■ **DIRECTIONS FOR THIS TASK**
Your task is to copy every line of this material exactly.

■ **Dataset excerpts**

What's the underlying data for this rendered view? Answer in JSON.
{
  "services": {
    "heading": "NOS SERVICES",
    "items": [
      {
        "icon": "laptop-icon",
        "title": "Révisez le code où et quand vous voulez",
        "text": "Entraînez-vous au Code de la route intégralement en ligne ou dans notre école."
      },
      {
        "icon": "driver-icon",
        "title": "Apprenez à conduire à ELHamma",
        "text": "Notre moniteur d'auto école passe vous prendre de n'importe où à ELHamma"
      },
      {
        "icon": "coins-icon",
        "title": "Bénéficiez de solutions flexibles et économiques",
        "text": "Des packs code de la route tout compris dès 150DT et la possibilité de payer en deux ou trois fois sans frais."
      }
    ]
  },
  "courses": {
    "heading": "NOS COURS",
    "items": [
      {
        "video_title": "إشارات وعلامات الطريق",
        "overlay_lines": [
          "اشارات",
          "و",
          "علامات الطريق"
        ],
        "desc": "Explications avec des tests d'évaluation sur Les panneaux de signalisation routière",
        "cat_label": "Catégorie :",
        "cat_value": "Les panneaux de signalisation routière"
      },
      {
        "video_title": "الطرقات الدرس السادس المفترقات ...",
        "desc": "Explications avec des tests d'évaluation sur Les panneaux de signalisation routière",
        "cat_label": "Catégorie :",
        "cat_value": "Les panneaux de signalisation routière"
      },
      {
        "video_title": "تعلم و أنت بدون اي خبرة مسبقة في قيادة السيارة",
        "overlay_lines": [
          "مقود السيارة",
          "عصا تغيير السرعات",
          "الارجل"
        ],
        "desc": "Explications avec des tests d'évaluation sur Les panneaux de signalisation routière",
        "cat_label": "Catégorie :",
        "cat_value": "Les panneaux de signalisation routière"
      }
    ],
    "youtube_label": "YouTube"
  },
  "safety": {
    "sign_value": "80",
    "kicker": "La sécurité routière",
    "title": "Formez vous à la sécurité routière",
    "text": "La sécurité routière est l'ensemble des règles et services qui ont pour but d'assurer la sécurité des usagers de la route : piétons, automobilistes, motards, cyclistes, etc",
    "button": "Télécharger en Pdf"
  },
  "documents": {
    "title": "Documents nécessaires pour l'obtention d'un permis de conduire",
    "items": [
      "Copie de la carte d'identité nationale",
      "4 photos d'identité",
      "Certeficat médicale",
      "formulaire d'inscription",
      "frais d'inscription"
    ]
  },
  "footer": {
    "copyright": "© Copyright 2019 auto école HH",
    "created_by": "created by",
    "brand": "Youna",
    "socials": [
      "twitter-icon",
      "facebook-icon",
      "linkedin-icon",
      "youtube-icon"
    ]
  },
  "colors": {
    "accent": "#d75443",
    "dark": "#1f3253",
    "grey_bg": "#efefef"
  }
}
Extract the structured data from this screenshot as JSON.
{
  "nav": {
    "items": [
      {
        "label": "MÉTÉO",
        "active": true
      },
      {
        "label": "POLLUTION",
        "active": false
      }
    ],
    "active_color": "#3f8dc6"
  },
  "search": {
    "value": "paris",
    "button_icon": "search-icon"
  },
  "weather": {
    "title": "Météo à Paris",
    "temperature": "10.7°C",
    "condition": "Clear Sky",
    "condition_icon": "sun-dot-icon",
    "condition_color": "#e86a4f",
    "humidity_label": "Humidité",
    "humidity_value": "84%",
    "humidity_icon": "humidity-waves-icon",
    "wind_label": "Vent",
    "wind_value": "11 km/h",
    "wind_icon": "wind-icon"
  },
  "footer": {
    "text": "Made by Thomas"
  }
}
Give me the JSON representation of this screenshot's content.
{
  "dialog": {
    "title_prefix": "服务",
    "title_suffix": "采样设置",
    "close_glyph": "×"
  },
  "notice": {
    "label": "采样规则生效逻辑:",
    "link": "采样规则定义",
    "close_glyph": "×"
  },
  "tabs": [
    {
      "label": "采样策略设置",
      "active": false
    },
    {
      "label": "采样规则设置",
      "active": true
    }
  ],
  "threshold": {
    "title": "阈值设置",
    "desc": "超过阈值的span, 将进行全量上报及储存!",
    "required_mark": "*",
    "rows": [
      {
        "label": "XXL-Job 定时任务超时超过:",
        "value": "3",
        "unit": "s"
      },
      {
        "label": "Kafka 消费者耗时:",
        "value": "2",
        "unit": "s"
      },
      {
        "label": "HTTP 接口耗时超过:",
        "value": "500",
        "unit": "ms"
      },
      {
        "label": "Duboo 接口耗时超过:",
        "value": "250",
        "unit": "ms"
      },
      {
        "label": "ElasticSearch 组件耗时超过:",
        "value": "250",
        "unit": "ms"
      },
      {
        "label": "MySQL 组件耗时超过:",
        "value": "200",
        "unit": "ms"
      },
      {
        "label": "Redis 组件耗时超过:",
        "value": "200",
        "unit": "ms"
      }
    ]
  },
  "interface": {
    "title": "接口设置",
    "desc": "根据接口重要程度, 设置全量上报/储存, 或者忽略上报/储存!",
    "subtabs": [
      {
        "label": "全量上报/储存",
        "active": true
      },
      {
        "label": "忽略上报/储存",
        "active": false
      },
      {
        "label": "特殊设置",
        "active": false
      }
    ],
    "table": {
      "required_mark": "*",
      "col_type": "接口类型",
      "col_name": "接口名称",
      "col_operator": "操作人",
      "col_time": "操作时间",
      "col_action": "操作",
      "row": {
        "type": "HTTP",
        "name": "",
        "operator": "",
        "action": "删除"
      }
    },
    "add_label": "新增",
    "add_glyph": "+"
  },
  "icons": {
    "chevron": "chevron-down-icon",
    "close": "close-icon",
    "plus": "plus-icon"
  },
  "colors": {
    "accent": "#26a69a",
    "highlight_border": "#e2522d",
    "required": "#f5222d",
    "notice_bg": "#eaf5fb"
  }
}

■ **WRITTEN SOLUTION**
What's the underlying data for this rendered view? Answer in JSON.
{
  "services": {
    "heading": "NOS SERVICES",
    "items": [
      {
        "icon": "laptop-icon",
        "title": "Révisez le code où et quand vous voulez",
        "text": "Entraînez-vous au Code de la route intégralement en ligne ou dans notre école."
      },
      {
        "icon": "driver-icon",
        "title": "Apprenez à conduire à ELHamma",
        "text": "Notre moniteur d'auto école passe vous prendre de n'importe où à ELHamma"
      },
      {
        "icon": "coins-icon",
        "title": "Bénéficiez de solutions flexibles et économiques",
        "text": "Des packs code de la route tout compris dès 150DT et la possibilité de payer en deux ou trois fois sans frais."
      }
    ]
  },
  "courses": {
    "heading": "NOS COURS",
    "items": [
      {
        "video_title": "إشارات وعلامات الطريق",
        "overlay_lines": [
          "اشارات",
          "و",
          "علامات الطريق"
        ],
        "desc": "Explications avec des tests d'évaluation sur Les panneaux de signalisation routière",
        "cat_label": "Catégorie :",
        "cat_value": "Les panneaux de signalisation routière"
      },
      {
        "video_title": "الطرقات الدرس السادس المفترقات ...",
        "desc": "Explications avec des tests d'évaluation sur Les panneaux de signalisation routière",
        "cat_label": "Catégorie :",
        "cat_value": "Les panneaux de signalisation routière"
      },
      {
        "video_title": "تعلم و أنت بدون اي خبرة مسبقة في قيادة السيارة",
        "overlay_lines": [
          "مقود السيارة",
          "عصا تغيير السرعات",
          "الارجل"
        ],
        "desc": "Explications avec des tests d'évaluation sur Les panneaux de signalisation routière",
        "cat_label": "Catégorie :",
        "cat_value": "Les panneaux de signalisation routière"
      }
    ],
    "youtube_label": "YouTube"
  },
  "safety": {
    "sign_value": "80",
    "kicker": "La sécurité routière",
    "title": "Formez vous à la sécurité routière",
    "text": "La sécurité routière est l'ensemble des règles et services qui ont pour but d'assurer la sécurité des usagers de la route : piétons, automobilistes, motards, cyclistes, etc",
    "button": "Télécharger en Pdf"
  },
  "documents": {
    "title": "Documents nécessaires pour l'obtention d'un permis de conduire",
    "items": [
      "Copie de la carte d'identité nationale",
      "4 photos d'identité",
      "Certeficat médicale",
      "formulaire d'inscription",
      "frais d'inscription"
    ]
  },
  "footer": {
    "copyright": "© Copyright 2019 auto école HH",
    "created_by": "created by",
    "brand": "Youna",
    "socials": [
      "twitter-icon",
      "facebook-icon",
      "linkedin-icon",
      "youtube-icon"
    ]
  },
  "colors": {
    "accent": "#d75443",
    "dark": "#1f3253",
    "grey_bg": "#efefef"
  }
}
Extract the structured data from this screenshot as JSON.
{
  "nav": {
    "items": [
      {
        "label": "MÉTÉO",
        "active": true
      },
      {
        "label": "POLLUTION",
        "active": false
      }
    ],
    "active_color": "#3f8dc6"
  },
  "search": {
    "value": "paris",
    "button_icon": "search-icon"
  },
  "weather": {
    "title": "Météo à Paris",
    "temperature": "10.7°C",
    "condition": "Clear Sky",
    "condition_icon": "sun-dot-icon",
    "condition_color": "#e86a4f",
    "humidity_label": "Humidité",
    "humidity_value": "84%",
    "humidity_icon": "humidity-waves-icon",
    "wind_label": "Vent",
    "wind_value": "11 km/h",
    "wind_icon": "wind-icon"
  },
  "footer": {
    "text": "Made by Thomas"
  }
}
Give me the JSON representation of this screenshot's content.
{
  "dialog": {
    "title_prefix": "服务",
    "title_suffix": "采样设置",
    "close_glyph": "×"
  },
  "notice": {
    "label": "采样规则生效逻辑:",
    "link": "采样规则定义",
    "close_glyph": "×"
  },
  "tabs": [
    {
      "label": "采样策略设置",
      "active": false
    },
    {
      "label": "采样规则设置",
      "active": true
    }
  ],
  "threshold": {
    "title": "阈值设置",
    "desc": "超过阈值的span, 将进行全量上报及储存!",
    "required_mark": "*",
    "rows": [
      {
        "label": "XXL-Job 定时任务超时超过:",
        "value": "3",
        "unit": "s"
      },
      {
        "label": "Kafka 消费者耗时:",
        "value": "2",
        "unit": "s"
      },
      {
        "label": "HTTP 接口耗时超过:",
        "value": "500",
        "unit": "ms"
      },
      {
        "label": "Duboo 接口耗时超过:",
        "value": "250",
        "unit": "ms"
      },
      {
        "label": "ElasticSearch 组件耗时超过:",
        "value": "250",
        "unit": "ms"
      },
      {
        "label": "MySQL 组件耗时超过:",
        "value": "200",
        "unit": "ms"
      },
      {
        "label": "Redis 组件耗时超过:",
        "value": "200",
        "unit": "ms"
      }
    ]
  },
  "interface": {
    "title": "接口设置",
    "desc": "根据接口重要程度, 设置全量上报/储存, 或者忽略上报/储存!",
    "subtabs": [
      {
        "label": "全量上报/储存",
        "active": true
      },
      {
        "label": "忽略上报/储存",
        "active": false
      },
      {
        "label": "特殊设置",
        "active": false
      }
    ],
    "table": {
      "required_mark": "*",
      "col_type": "接口类型",
      "col_name": "接口名称",
      "col_operator": "操作人",
      "col_time": "操作时间",
      "col_action": "操作",
      "row": {
        "type": "HTTP",
        "name": "",
        "operator": "",
        "action": "删除"
      }
    },
    "add_label": "新增",
    "add_glyph": "+"
  },
  "icons": {
    "chevron": "chevron-down-icon",
    "close": "close-icon",
    "plus": "plus-icon"
  },
  "colors": {
    "accent": "#26a69a",
    "highlight_border": "#e2522d",
    "required": "#f5222d",
    "notice_bg": "#eaf5fb"
  }
}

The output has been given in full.